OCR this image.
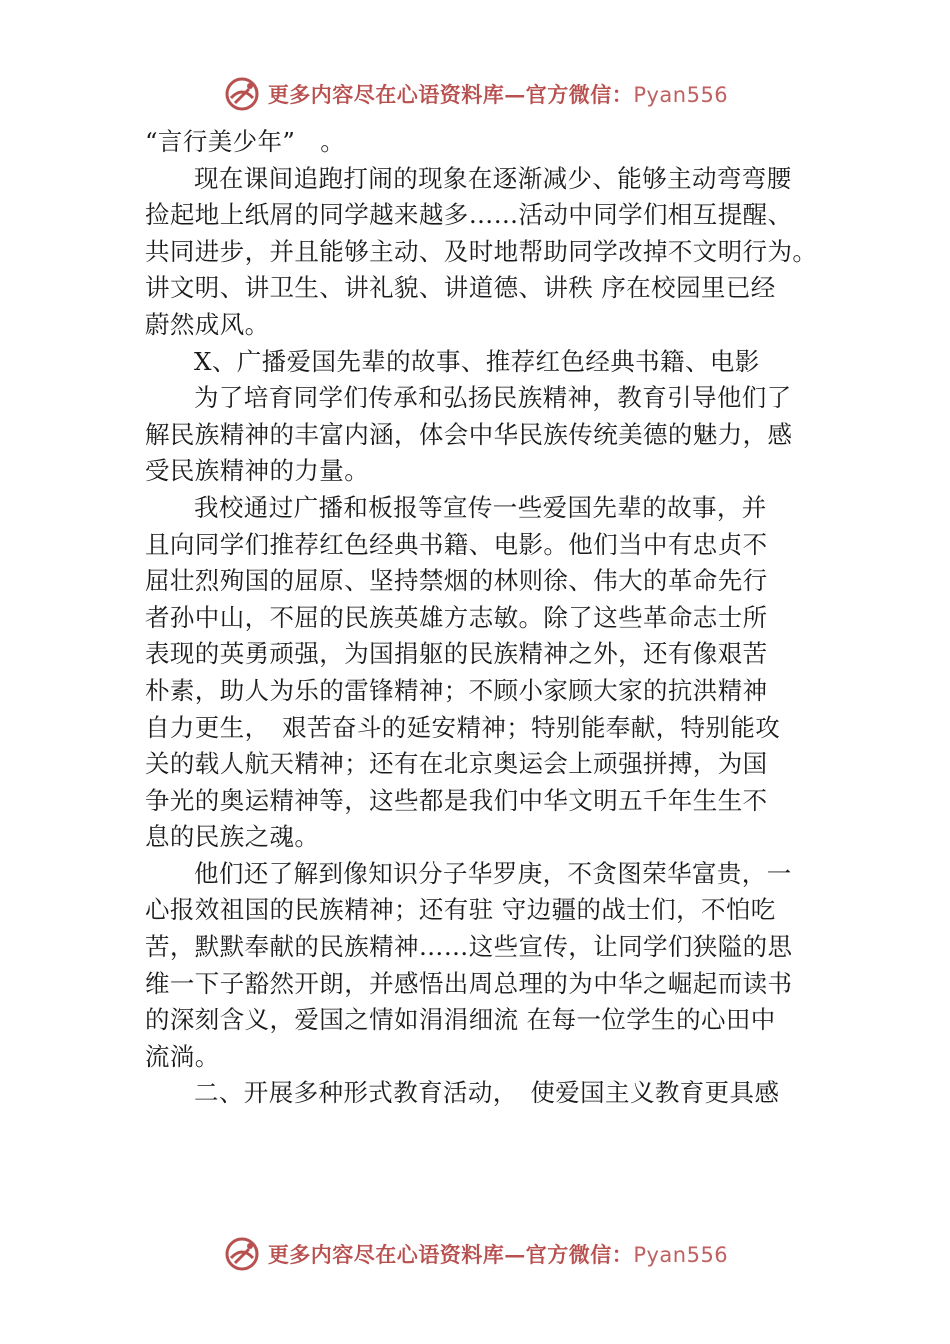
更多内容尽在心语资料库—官方微信：Pyan556
“言行美少年”　。
现在课间追跑打闹的现象在逐渐减少、能够主动弯弯腰
捡起地上纸屑的同学越来越多……活动中同学们相互提醒、
共同进步，并且能够主动、及时地帮助同学改掉不文明行为。
讲文明、讲卫生、讲礼貌、讲道德、讲秩 序在校园里已经
蔚然成风。
X、广播爱国先辈的故事、推荐红色经典书籍、电影
为了培育同学们传承和弘扬民族精神，教育引导他们了
解民族精神的丰富内涵，体会中华民族传统美德的魅力，感
受民族精神的力量。
我校通过广播和板报等宣传一些爱国先辈的故事，并
且向同学们推荐红色经典书籍、电影。他们当中有忠贞不
屈壮烈殉国的屈原、坚持禁烟的林则徐、伟大的革命先行
者孙中山，不屈的民族英雄方志敏。除了这些革命志士所
表现的英勇顽强，为国捐躯的民族精神之外，还有像艰苦
朴素，助人为乐的雷锋精神；不顾小家顾大家的抗洪精神
自力更生，　艰苦奋斗的延安精神；特别能奉献，特别能攻
关的载人航天精神；还有在北京奥运会上顽强拼搏，为国
争光的奥运精神等，这些都是我们中华文明五千年生生不
息的民族之魂。
他们还了解到像知识分子华罗庚，不贪图荣华富贵，一
心报效祖国的民族精神；还有驻 守边疆的战士们，不怕吃
苦，默默奉献的民族精神……这些宣传，让同学们狭隘的思
维一下子豁然开朗，并感悟出周总理的为中华之崛起而读书
的深刻含义，爱国之情如涓涓细流 在每一位学生的心田中
流淌。
二、开展多种形式教育活动，　使爱国主义教育更具感
更多内容尽在心语资料库—官方微信：Pyan556
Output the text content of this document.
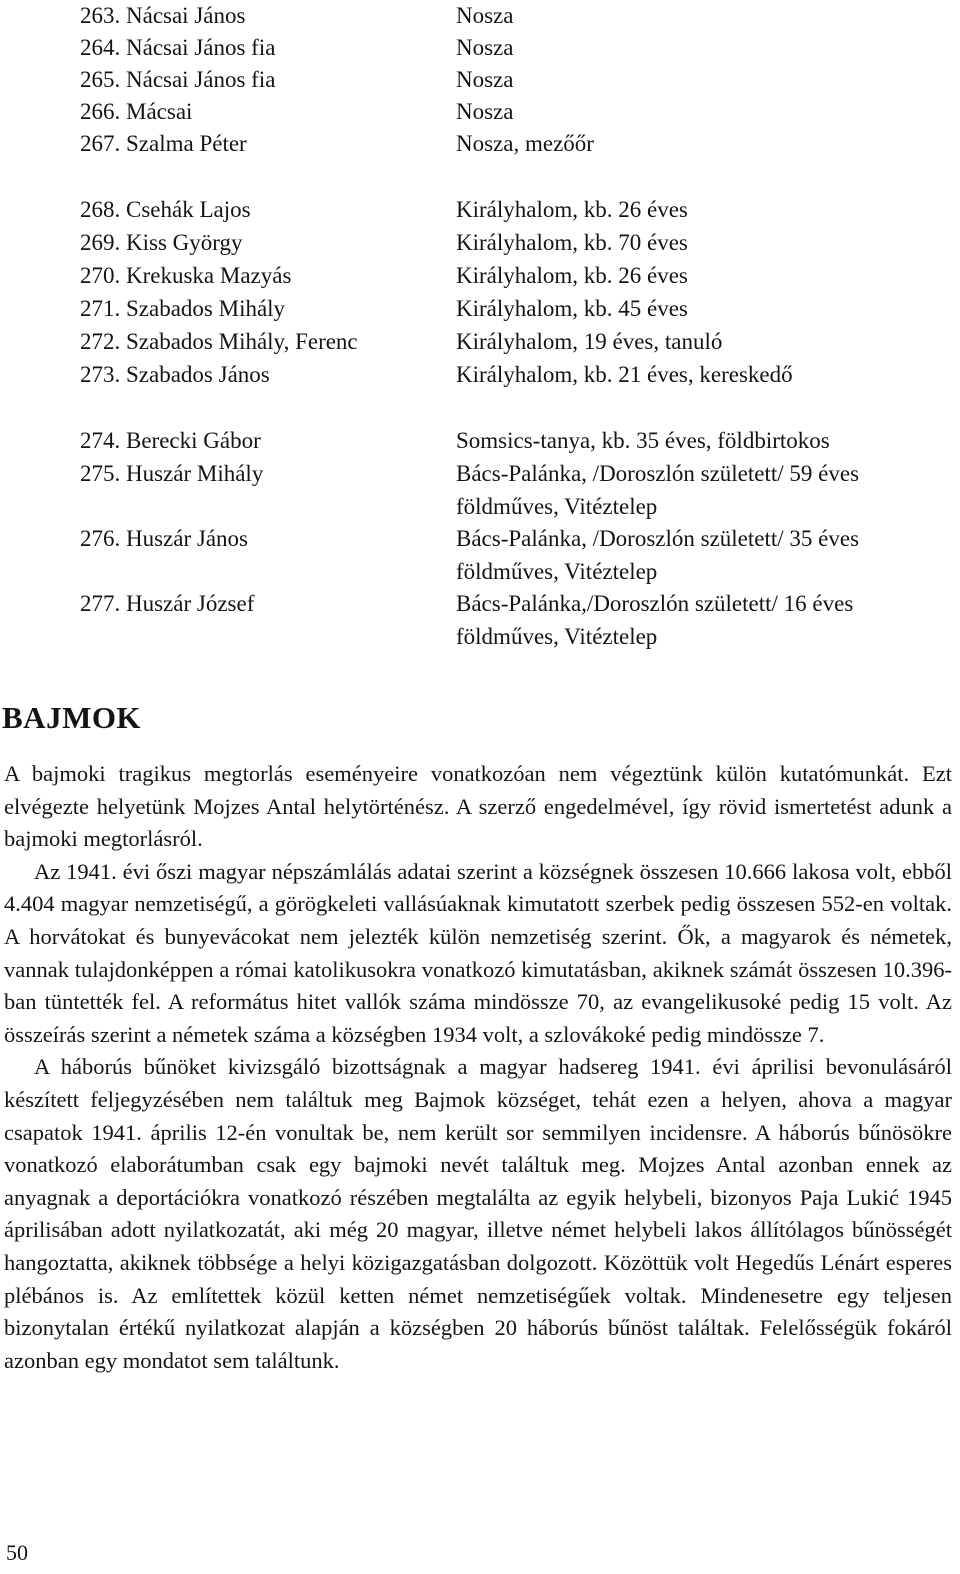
263. Nácsai János	Nosza
264. Nácsai János fia	Nosza
265. Nácsai János fia	Nosza
266. Mácsai	Nosza
267. Szalma Péter	Nosza, mezőőr
268. Csehák Lajos	Királyhalom, kb. 26 éves
269. Kiss György	Királyhalom, kb. 70 éves
270. Krekuska Mazyás	Királyhalom, kb. 26 éves
271. Szabados Mihály	Királyhalom, kb. 45 éves
272. Szabados Mihály, Ferenc	Királyhalom, 19 éves, tanuló
273. Szabados János	Királyhalom, kb. 21 éves, kereskedő
274. Berecki Gábor	Somsics-tanya, kb. 35 éves, földbirtokos
275. Huszár Mihály	Bács-Palánka, /Doroszlón született/ 59 éves földműves, Vitéztelep
276. Huszár János	Bács-Palánka, /Doroszlón született/ 35 éves földműves, Vitéztelep
277. Huszár József	Bács-Palánka,/Doroszlón született/ 16 éves földműves, Vitéztelep
BAJMOK

A bajmoki tragikus megtorlás eseményeire vonatkozóan nem végeztünk külön kutatómunkát. Ezt elvégezte helyetünk Mojzes Antal helytörténész. A szerző engedelmével, így rövid ismertetést adunk a bajmoki megtorlásról.

Az 1941. évi őszi magyar népszámlálás adatai szerint a községnek összesen 10.666 lakosa volt, ebből 4.404 magyar nemzetiségű, a görögkeleti vallásúaknak kimutatott szerbek pedig összesen 552-en voltak. A horvátokat és bunyevácokat nem jelezték külön nemzetiség szerint. Ők, a magyarok és németek, vannak tulajdonképpen a római katolikusokra vonatkozó kimutatásban, akiknek számát összesen 10.396-ban tüntették fel. A református hitet vallók száma mindössze 70, az evangelikusoké pedig 15 volt. Az összeírás szerint a németek száma a községben 1934 volt, a szlovákoké pedig mindössze 7.

A háborús bűnöket kivizsgáló bizottságnak a magyar hadsereg 1941. évi áprilisi bevonulásáról készített feljegyzésében nem találtuk meg Bajmok községet, tehát ezen a helyen, ahova a magyar csapatok 1941. április 12-én vonultak be, nem került sor semmilyen incidensre. A háborús bűnösökre vonatkozó elaborátumban csak egy bajmoki nevét találtuk meg. Mojzes Antal azonban ennek az anyagnak a deportációkra vonatkozó részében megtalálta az egyik helybeli, bizonyos Paja Lukić 1945 áprilisában adott nyilatkozatát, aki még 20 magyar, illetve német helybeli lakos állítólagos bűnösségét hangoztatta, akiknek többsége a helyi közigazgatásban dolgozott. Közöttük volt Hegedűs Lénárt esperes plébános is. Az említettek közül ketten német nemzetiségűek voltak. Mindenesetre egy teljesen bizonytalan értékű nyilatkozat alapján a községben 20 háborús bűnöst találtak. Felelősségük fokáról azonban egy mondatot sem találtunk.

50
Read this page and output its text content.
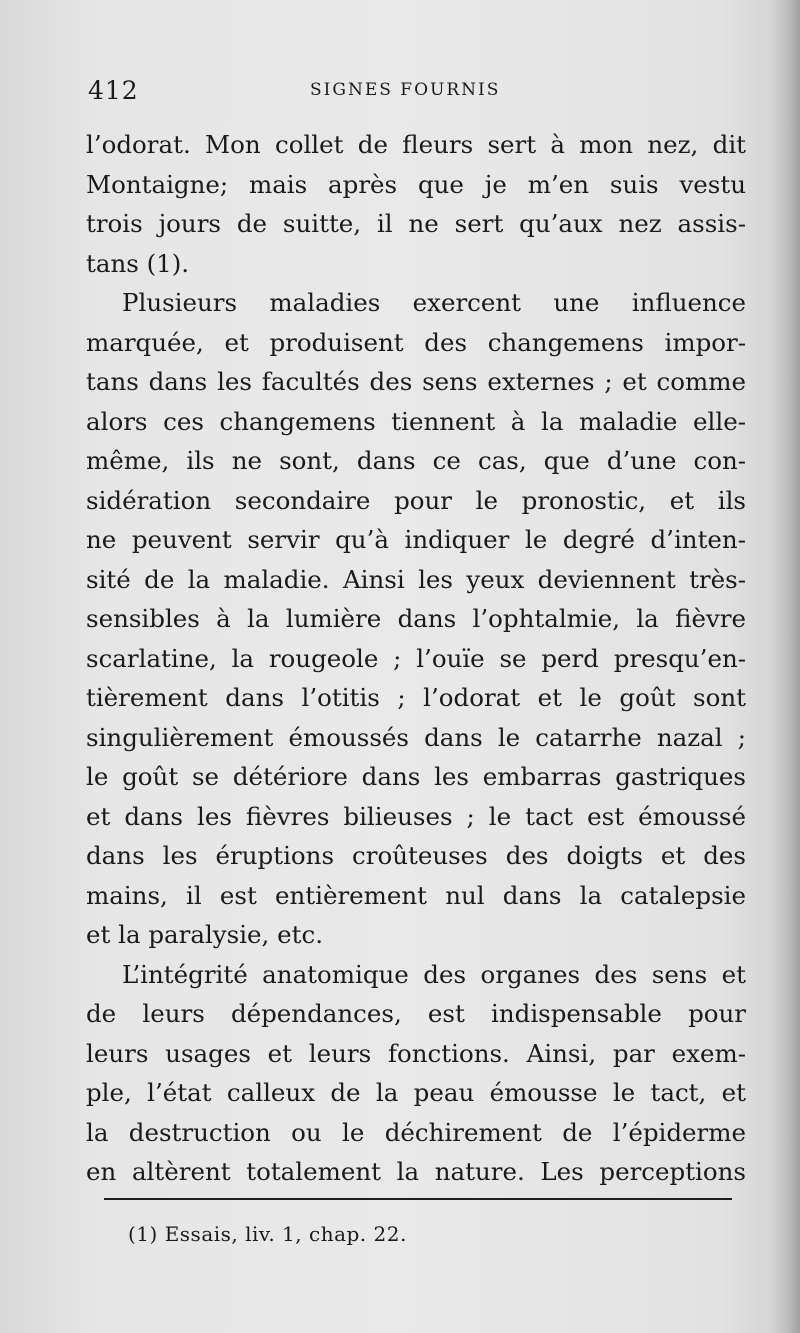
412	SIGNES FOURNIS
l’odorat. Mon collet de fleurs sert à mon nez, dit
Montaigne; mais après que je m’en suis vestu
trois jours de suitte, il ne sert qu’aux nez assis-
tans (1).
Plusieurs maladies exercent une influence
marquée, et produisent des changemens impor-
tans dans les facultés des sens externes ; et comme
alors ces changemens tiennent à la maladie elle-
même, ils ne sont, dans ce cas, que d’une con-
sidération secondaire pour le pronostic, et ils
ne peuvent servir qu’à indiquer le degré d’inten-
sité de la maladie. Ainsi les yeux deviennent très-
sensibles à la lumière dans l’ophtalmie, la fièvre
scarlatine, la rougeole ; l’ouïe se perd presqu’en-
tièrement dans l’otitis ; l’odorat et le goût sont
singulièrement émoussés dans le catarrhe nazal ;
le goût se détériore dans les embarras gastriques
et dans les fièvres bilieuses ; le tact est émoussé
dans les éruptions croûteuses des doigts et des
mains, il est entièrement nul dans la catalepsie
et la paralysie, etc.
L’intégrité anatomique des organes des sens et
de leurs dépendances, est indispensable pour
leurs usages et leurs fonctions. Ainsi, par exem-
ple, l’état calleux de la peau émousse le tact, et
la destruction ou le déchirement de l’épiderme
en altèrent totalement la nature. Les perceptions
(1) Essais, liv. 1, chap. 22.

┄┄┄┄┄┄┄┄┄┄

:: Problem requirements ::
Set out every line from the material that contains the string "Bács".

:: The answer ::
275. Huszár Mihály	Bács-Palánka, /Doroszlón született/ 59 éves földműves, Vitéztelep
276. Huszár János	Bács-Palánka, /Doroszlón született/ 35 éves földműves, Vitéztelep
277. Huszár József	Bács-Palánka,/Doroszlón született/ 16 éves földműves, Vitéztelep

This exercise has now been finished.